Each line from the one that contains "Give me a plain-text" to the end of the material must be quoted exactly; include both end lines and nothing else.

Data supplied:

───

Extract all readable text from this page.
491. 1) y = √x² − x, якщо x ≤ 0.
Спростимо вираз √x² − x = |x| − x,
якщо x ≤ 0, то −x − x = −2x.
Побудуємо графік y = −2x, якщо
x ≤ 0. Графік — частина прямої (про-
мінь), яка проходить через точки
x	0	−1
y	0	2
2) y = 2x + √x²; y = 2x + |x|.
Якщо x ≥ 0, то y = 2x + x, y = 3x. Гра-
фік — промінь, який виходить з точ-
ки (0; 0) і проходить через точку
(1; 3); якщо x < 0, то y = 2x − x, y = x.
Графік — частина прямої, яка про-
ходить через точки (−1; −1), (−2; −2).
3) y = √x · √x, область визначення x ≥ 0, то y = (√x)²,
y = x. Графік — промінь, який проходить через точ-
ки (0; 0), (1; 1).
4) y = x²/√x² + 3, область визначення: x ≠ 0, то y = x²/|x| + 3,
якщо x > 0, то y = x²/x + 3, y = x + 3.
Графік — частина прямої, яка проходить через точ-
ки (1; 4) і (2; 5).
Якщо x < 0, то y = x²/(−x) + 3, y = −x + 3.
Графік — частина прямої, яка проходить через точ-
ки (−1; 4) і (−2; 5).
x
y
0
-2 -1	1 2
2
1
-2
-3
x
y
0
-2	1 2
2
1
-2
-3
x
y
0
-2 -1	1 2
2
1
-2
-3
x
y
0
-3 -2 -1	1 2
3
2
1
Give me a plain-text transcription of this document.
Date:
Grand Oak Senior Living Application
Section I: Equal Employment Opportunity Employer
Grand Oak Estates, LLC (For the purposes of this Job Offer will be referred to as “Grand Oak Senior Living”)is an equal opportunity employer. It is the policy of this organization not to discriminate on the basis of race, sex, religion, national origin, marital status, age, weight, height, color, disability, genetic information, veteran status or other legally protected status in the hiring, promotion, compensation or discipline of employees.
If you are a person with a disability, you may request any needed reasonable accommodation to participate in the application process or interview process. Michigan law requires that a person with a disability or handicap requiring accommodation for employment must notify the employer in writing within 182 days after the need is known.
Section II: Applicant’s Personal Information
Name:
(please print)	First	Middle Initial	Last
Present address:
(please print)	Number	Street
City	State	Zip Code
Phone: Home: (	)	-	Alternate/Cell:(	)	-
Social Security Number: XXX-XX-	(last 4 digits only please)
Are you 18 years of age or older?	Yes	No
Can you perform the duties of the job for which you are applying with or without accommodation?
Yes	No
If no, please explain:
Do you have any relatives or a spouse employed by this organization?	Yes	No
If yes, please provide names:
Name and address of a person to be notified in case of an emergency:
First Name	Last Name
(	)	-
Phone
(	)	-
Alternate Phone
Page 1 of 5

───

Solution to this exercise:
Give me a plain-text transcription of this document.
Date:
Grand Oak Senior Living Application
Section I: Equal Employment Opportunity Employer
Grand Oak Estates, LLC (For the purposes of this Job Offer will be referred to as “Grand Oak Senior Living”)is an equal opportunity employer. It is the policy of this organization not to discriminate on the basis of race, sex, religion, national origin, marital status, age, weight, height, color, disability, genetic information, veteran status or other legally protected status in the hiring, promotion, compensation or discipline of employees.
If you are a person with a disability, you may request any needed reasonable accommodation to participate in the application process or interview process. Michigan law requires that a person with a disability or handicap requiring accommodation for employment must notify the employer in writing within 182 days after the need is known.
Section II: Applicant’s Personal Information
Name:
(please print)	First	Middle Initial	Last
Present address:
(please print)	Number	Street
City	State	Zip Code
Phone: Home: (	)	-	Alternate/Cell:(	)	-
Social Security Number: XXX-XX-	(last 4 digits only please)
Are you 18 years of age or older?	Yes	No
Can you perform the duties of the job for which you are applying with or without accommodation?
Yes	No
If no, please explain:
Do you have any relatives or a spouse employed by this organization?	Yes	No
If yes, please provide names:
Name and address of a person to be notified in case of an emergency:
First Name	Last Name
(	)	-
Phone
(	)	-
Alternate Phone
Page 1 of 5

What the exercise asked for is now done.